EXERCISE INSTRUCTIONS:
Write out all entries word for word.

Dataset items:
- - - -

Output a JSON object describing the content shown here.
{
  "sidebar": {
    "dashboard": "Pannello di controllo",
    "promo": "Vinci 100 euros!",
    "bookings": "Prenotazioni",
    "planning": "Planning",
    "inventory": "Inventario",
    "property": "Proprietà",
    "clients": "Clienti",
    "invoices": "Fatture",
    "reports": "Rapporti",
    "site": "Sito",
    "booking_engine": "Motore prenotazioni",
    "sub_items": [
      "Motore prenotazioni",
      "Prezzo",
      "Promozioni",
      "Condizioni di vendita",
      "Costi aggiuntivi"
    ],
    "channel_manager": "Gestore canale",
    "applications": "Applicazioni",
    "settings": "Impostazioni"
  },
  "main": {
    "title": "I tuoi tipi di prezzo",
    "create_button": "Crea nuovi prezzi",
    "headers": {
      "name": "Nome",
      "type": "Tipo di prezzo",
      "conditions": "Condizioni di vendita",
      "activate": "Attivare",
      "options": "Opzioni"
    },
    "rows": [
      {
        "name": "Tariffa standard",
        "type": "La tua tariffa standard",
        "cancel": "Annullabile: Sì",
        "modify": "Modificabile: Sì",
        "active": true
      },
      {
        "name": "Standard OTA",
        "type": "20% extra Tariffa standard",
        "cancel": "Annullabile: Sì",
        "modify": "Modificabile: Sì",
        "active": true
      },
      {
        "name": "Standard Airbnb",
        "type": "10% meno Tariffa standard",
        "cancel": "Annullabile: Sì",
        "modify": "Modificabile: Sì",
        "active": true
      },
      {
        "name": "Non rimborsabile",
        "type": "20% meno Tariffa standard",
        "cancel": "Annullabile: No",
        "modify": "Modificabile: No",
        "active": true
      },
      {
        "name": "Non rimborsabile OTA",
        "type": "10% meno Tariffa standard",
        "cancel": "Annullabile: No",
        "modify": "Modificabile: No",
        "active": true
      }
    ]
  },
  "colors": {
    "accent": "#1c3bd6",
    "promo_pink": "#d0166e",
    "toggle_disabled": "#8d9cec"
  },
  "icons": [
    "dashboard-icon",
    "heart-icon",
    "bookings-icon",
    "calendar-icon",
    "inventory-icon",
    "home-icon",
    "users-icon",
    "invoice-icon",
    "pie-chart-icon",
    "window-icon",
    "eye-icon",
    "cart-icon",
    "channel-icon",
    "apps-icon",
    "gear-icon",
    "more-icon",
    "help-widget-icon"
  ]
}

- - - -

EXPECTED ANSWER:
Output a JSON object describing the content shown here.
{
  "sidebar": {
    "dashboard": "Pannello di controllo",
    "promo": "Vinci 100 euros!",
    "bookings": "Prenotazioni",
    "planning": "Planning",
    "inventory": "Inventario",
    "property": "Proprietà",
    "clients": "Clienti",
    "invoices": "Fatture",
    "reports": "Rapporti",
    "site": "Sito",
    "booking_engine": "Motore prenotazioni",
    "sub_items": [
      "Motore prenotazioni",
      "Prezzo",
      "Promozioni",
      "Condizioni di vendita",
      "Costi aggiuntivi"
    ],
    "channel_manager": "Gestore canale",
    "applications": "Applicazioni",
    "settings": "Impostazioni"
  },
  "main": {
    "title": "I tuoi tipi di prezzo",
    "create_button": "Crea nuovi prezzi",
    "headers": {
      "name": "Nome",
      "type": "Tipo di prezzo",
      "conditions": "Condizioni di vendita",
      "activate": "Attivare",
      "options": "Opzioni"
    },
    "rows": [
      {
        "name": "Tariffa standard",
        "type": "La tua tariffa standard",
        "cancel": "Annullabile: Sì",
        "modify": "Modificabile: Sì",
        "active": true
      },
      {
        "name": "Standard OTA",
        "type": "20% extra Tariffa standard",
        "cancel": "Annullabile: Sì",
        "modify": "Modificabile: Sì",
        "active": true
      },
      {
        "name": "Standard Airbnb",
        "type": "10% meno Tariffa standard",
        "cancel": "Annullabile: Sì",
        "modify": "Modificabile: Sì",
        "active": true
      },
      {
        "name": "Non rimborsabile",
        "type": "20% meno Tariffa standard",
        "cancel": "Annullabile: No",
        "modify": "Modificabile: No",
        "active": true
      },
      {
        "name": "Non rimborsabile OTA",
        "type": "10% meno Tariffa standard",
        "cancel": "Annullabile: No",
        "modify": "Modificabile: No",
        "active": true
      }
    ]
  },
  "colors": {
    "accent": "#1c3bd6",
    "promo_pink": "#d0166e",
    "toggle_disabled": "#8d9cec"
  },
  "icons": [
    "dashboard-icon",
    "heart-icon",
    "bookings-icon",
    "calendar-icon",
    "inventory-icon",
    "home-icon",
    "users-icon",
    "invoice-icon",
    "pie-chart-icon",
    "window-icon",
    "eye-icon",
    "cart-icon",
    "channel-icon",
    "apps-icon",
    "gear-icon",
    "more-icon",
    "help-widget-icon"
  ]
}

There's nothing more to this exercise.